Find every line in the records below that holds the word "Envoyer", and copy each one.

— begin —

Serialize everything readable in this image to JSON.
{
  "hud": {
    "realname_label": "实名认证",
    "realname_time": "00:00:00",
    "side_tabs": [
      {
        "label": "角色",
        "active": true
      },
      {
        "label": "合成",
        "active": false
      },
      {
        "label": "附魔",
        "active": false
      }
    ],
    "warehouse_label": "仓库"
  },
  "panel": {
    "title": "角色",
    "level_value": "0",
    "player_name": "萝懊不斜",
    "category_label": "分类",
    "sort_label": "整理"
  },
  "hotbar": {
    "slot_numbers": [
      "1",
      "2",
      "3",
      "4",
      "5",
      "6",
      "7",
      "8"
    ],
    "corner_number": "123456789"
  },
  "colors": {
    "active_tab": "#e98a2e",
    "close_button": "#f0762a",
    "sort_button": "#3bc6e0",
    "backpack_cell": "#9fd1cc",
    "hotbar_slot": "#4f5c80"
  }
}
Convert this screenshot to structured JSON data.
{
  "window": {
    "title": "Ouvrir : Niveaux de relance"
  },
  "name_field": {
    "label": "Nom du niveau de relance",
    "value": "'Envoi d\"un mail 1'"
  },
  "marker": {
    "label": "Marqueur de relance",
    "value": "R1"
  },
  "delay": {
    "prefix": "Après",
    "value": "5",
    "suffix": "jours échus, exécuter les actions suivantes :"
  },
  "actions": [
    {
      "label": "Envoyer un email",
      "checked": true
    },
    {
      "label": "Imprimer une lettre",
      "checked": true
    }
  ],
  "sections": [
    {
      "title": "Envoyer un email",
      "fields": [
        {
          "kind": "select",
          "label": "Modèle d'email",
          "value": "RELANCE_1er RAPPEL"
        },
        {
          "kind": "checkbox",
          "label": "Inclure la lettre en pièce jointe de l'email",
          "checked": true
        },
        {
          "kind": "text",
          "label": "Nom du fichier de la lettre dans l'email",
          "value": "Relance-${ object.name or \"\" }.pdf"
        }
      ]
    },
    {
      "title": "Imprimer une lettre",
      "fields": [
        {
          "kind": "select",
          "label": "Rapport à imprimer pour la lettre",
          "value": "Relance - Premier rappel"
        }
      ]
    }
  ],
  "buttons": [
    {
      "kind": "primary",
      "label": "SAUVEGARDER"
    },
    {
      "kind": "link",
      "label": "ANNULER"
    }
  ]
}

— end —

[RESPONSE]
      "label": "Envoyer un email",
      "title": "Envoyer un email",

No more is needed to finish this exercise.